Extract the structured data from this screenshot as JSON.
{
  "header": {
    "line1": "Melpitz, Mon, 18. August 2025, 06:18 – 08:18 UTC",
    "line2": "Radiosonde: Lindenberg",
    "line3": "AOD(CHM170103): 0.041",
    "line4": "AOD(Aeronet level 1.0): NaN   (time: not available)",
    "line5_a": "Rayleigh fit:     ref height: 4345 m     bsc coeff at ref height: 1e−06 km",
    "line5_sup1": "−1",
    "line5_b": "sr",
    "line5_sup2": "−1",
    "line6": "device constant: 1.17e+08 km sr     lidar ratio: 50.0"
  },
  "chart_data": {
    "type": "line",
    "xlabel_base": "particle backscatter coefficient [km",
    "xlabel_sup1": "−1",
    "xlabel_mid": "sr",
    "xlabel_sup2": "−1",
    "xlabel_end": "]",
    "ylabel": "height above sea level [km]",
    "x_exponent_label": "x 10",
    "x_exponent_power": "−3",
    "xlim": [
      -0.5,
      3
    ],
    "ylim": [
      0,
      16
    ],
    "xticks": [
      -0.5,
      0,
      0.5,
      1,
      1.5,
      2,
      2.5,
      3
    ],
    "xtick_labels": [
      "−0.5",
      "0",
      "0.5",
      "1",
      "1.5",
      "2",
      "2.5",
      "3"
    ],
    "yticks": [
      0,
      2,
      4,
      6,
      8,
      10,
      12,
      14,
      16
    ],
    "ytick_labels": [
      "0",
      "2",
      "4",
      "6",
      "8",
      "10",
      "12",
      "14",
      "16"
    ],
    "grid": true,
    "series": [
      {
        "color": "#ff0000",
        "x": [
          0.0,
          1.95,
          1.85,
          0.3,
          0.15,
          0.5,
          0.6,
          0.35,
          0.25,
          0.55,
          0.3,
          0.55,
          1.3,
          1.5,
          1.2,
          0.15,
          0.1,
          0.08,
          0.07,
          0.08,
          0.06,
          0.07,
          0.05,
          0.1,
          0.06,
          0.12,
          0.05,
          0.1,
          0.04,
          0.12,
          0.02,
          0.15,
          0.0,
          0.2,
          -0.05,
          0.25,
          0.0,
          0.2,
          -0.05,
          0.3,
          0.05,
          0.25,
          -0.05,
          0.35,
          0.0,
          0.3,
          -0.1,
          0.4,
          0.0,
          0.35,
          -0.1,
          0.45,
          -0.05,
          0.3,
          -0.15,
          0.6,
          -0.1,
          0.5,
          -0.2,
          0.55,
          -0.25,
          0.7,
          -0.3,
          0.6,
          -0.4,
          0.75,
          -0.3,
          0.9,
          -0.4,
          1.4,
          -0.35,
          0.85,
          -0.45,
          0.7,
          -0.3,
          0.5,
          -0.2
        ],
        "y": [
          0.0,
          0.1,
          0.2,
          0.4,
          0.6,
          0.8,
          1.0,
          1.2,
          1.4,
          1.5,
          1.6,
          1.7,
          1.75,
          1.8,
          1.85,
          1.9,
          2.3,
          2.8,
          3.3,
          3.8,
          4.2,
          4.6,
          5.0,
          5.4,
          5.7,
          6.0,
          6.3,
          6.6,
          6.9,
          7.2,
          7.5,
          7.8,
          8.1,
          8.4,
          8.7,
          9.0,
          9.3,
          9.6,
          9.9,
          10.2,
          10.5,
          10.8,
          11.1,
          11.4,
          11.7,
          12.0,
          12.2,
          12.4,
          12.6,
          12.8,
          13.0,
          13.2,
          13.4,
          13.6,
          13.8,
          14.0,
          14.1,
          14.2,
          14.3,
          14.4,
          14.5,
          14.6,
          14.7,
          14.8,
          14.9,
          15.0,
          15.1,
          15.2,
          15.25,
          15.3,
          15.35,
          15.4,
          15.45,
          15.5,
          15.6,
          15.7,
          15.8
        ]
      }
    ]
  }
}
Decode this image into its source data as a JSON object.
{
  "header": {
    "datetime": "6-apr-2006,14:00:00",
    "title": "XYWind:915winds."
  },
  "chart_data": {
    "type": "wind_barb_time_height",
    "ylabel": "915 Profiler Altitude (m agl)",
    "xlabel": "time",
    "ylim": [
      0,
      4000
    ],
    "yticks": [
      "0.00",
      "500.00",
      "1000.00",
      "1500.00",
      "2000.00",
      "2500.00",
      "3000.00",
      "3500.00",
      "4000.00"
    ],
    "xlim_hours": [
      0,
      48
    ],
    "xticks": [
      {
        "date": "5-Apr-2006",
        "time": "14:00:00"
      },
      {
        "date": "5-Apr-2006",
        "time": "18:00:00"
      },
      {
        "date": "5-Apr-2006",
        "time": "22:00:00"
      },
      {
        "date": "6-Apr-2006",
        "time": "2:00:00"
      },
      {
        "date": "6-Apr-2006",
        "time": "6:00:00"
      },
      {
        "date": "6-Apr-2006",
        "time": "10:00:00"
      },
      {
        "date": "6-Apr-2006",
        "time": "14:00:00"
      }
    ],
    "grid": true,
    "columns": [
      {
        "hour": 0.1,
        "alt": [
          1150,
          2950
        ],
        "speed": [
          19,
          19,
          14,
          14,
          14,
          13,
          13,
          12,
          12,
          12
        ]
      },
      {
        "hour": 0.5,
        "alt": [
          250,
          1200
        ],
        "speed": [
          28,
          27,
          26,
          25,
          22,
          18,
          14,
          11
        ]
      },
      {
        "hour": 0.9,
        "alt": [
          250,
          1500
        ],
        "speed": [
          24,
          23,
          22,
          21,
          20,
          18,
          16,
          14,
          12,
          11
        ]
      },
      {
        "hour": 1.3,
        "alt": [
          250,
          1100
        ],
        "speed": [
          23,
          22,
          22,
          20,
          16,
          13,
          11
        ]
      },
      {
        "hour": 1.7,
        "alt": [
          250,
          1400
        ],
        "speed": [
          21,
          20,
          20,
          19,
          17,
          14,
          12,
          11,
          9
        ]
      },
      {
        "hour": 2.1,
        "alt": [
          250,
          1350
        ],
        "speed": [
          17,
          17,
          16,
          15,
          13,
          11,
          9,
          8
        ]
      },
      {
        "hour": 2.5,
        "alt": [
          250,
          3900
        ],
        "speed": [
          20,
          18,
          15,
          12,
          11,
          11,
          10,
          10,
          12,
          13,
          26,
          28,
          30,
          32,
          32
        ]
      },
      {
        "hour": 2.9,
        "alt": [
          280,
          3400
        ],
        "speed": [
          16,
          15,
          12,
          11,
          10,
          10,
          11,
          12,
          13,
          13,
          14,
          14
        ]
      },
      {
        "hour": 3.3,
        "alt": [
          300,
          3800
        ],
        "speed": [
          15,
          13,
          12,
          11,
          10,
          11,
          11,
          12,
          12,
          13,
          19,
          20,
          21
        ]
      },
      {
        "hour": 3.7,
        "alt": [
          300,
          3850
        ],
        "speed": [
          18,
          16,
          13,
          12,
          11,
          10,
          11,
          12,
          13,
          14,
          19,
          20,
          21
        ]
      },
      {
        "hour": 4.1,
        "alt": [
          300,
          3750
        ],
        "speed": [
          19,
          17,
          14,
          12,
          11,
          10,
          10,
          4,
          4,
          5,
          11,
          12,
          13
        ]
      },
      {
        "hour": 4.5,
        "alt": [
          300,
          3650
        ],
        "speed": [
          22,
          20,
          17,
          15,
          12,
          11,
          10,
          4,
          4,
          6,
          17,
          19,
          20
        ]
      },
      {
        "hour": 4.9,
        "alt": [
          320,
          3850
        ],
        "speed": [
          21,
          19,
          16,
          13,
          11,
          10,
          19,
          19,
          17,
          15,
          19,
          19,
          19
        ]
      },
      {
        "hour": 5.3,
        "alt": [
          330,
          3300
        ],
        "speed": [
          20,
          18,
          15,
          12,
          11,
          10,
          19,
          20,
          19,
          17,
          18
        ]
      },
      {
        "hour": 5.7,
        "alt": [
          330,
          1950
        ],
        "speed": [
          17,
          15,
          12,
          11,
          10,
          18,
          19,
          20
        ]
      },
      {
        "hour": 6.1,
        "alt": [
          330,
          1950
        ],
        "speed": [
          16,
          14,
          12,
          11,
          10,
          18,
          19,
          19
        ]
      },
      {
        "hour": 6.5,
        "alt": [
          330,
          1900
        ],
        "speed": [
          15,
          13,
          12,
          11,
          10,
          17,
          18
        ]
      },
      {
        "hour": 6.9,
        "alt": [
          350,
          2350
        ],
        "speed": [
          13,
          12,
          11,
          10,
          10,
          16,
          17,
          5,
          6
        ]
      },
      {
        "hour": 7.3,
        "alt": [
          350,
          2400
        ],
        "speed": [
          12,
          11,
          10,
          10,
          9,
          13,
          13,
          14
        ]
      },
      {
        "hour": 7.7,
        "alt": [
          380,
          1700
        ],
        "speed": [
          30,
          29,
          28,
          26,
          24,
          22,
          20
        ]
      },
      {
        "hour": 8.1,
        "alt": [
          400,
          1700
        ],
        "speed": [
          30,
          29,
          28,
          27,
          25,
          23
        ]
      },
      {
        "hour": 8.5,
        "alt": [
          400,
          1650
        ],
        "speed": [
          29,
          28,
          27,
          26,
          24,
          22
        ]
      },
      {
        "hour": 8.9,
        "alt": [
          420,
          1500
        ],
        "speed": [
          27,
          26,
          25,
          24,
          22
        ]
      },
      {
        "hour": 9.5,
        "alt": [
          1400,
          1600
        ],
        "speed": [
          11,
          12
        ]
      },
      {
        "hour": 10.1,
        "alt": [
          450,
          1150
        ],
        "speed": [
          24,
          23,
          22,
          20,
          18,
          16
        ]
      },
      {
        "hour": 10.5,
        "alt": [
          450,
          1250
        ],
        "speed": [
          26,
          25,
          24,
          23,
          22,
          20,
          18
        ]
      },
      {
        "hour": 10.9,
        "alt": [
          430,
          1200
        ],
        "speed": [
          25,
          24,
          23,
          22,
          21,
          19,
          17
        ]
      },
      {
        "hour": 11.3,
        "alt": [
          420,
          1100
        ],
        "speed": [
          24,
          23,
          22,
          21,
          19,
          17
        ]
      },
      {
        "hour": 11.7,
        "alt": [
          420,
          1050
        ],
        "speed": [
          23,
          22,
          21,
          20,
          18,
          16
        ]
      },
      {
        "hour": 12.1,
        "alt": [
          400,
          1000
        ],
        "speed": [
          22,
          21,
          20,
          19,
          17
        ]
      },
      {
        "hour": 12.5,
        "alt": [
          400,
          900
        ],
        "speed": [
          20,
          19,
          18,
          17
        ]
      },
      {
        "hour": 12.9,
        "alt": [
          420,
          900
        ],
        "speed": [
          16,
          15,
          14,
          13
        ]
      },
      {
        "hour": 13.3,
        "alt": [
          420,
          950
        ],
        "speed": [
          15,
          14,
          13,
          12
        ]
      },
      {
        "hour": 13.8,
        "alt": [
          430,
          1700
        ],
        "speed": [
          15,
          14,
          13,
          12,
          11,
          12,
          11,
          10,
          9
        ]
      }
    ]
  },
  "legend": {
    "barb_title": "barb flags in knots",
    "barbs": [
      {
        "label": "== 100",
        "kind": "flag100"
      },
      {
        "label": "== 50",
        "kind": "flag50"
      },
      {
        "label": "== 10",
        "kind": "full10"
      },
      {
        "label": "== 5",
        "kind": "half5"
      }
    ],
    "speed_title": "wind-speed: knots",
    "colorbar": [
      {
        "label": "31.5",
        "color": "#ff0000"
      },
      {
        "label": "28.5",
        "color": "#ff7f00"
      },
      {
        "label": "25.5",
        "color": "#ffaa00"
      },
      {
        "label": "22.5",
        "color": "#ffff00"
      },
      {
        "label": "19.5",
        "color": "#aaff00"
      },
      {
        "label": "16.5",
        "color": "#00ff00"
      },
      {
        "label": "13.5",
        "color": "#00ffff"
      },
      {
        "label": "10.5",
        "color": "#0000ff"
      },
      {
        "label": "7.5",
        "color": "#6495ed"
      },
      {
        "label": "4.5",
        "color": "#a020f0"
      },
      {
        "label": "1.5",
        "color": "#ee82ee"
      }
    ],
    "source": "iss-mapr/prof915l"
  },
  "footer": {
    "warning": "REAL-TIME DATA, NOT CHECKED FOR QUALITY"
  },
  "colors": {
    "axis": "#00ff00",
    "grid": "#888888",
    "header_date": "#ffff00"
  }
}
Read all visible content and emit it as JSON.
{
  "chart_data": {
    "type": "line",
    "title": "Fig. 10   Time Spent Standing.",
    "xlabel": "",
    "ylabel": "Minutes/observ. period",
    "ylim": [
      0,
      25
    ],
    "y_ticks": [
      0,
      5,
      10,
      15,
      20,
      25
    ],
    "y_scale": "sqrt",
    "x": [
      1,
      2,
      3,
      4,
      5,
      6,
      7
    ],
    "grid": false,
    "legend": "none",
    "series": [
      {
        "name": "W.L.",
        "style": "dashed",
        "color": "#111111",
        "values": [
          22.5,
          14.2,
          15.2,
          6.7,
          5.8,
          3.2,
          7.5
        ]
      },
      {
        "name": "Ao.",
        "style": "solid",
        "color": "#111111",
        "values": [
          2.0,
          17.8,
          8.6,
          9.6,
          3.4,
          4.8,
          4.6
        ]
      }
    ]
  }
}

▶ _Aim_: Pick out each line in the material containing "knots".

▶ _Task answer_:
    "barb_title": "barb flags in knots",
    "speed_title": "wind-speed: knots",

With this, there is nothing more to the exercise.